Lewis draws two pictures here:

1) the triumphant Church that Christ has labored to build day after day, year after year, for two thousands years since He rose from the dead

and 2) the unattractive, flawed, surface image of the Church, which finds its root in its most basic element: other human beings.

On the surface, the Church is full of unpolished, imperfect people who gather in imperfect church buildings and are not talented in running perfect services that perfectly edify everyone in the room in a perfect way.

Yet, this imperfect day-to-day, mundane, unattractive Church is the foundry where Christ does His most precious work. It is the quarry where He tirelessly mines and shapes His living stones for His Father’s temple.

That glorious triumphant Church does indeed exist in every individual Christian in a miniature form – like a miniaturized scale model of New York City in a snow globe.

But we have to look hard for it – in others, yes, but also in ourselves. We have to have eyes of the Holy Spirit, not eyes of the flesh. We have to see other people with heavenly thinking, not earthly thinking.

If we see as Jesus sees, we will see the breathtaking sparkle and awe-inspiring glory of His Bride twinkling in the eyes of every genuine Christian who carries the Spirit of Christ within his or her heart.

If we have this vision, stabs of joy will puncture our day-to-day lives on a more consistent basis – even when we’re knee-deep in sorrow and muck – because we will be seeing Heaven’s diamonds hidden and shimmering beneath all the grime of this world.

Lord, give us eyes to see that beauty in each other instead of eyes of criticism, disrespect, and consumer-minded thinking as if the Body of Christ were a consumer good that we could rate on Yelp.

◇ ◇ ◇ ◇

### Direction a
Answer these questions about the text on the Church:
(i) In what does the flawed, surface image of the Church find its root?
(ii) To what is the miniature form of the triumphant Church in each Christian compared?
(iii) On what website does the closing prayer say the Body of Christ should not be rated?

◇ ◇ ◇ ◇

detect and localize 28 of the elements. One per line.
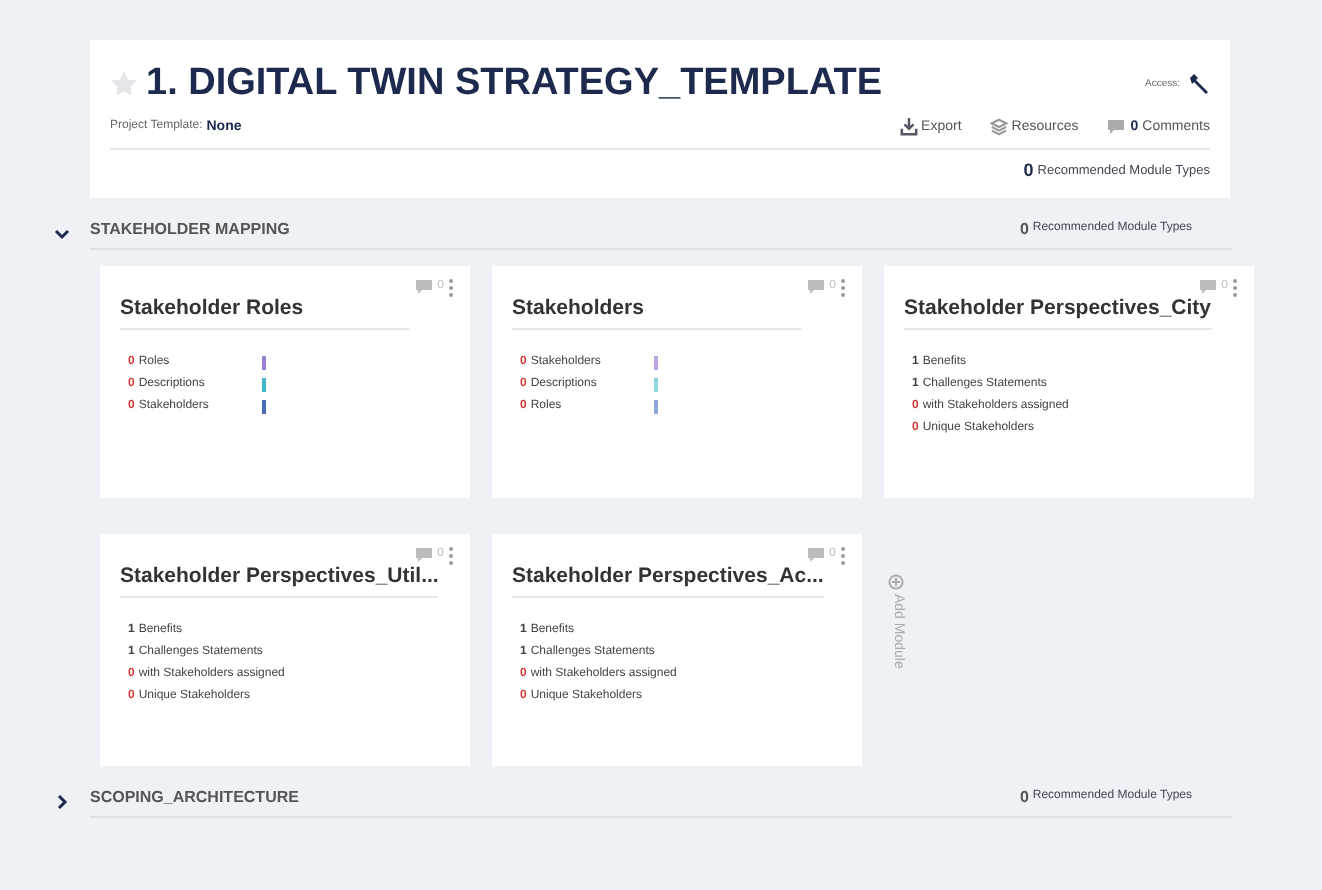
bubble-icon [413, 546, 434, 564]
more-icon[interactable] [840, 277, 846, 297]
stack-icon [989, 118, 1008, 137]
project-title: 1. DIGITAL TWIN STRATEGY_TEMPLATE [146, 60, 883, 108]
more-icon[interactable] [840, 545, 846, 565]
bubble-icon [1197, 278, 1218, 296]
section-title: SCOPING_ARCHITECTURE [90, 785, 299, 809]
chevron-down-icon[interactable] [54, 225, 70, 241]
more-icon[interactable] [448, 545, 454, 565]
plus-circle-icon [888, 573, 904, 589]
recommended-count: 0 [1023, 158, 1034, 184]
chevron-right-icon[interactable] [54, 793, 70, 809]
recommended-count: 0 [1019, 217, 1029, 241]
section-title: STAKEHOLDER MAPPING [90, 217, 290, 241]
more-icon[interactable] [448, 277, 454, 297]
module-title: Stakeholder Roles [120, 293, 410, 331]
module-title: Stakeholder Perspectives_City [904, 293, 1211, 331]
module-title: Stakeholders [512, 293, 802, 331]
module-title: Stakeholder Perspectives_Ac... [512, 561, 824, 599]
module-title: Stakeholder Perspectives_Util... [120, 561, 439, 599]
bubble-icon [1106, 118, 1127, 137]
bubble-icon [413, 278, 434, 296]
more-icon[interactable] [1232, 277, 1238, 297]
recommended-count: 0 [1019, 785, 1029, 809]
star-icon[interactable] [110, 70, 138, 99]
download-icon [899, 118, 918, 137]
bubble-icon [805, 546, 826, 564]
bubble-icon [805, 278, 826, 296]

◇ ◇ ◇ ◇

### Direction b
Extract from the listing the lines beginning with the line that contains "bubble-icon [413, 546, 434, 564]" and running through the line that contains "chevron-down-icon[interactable] [54, 225, 70, 241]", and reproduce each line without changes.

### Final result a
(i) Its most basic element: other human beings.
(ii) A miniaturized scale model of New York City in a snow globe.
(iii) Yelp.

### Final result b
bubble-icon [413, 546, 434, 564]
more-icon[interactable] [840, 277, 846, 297]
stack-icon [989, 118, 1008, 137]
project-title: 1. DIGITAL TWIN STRATEGY_TEMPLATE [146, 60, 883, 108]
more-icon[interactable] [840, 545, 846, 565]
bubble-icon [1197, 278, 1218, 296]
section-title: SCOPING_ARCHITECTURE [90, 785, 299, 809]
chevron-down-icon[interactable] [54, 225, 70, 241]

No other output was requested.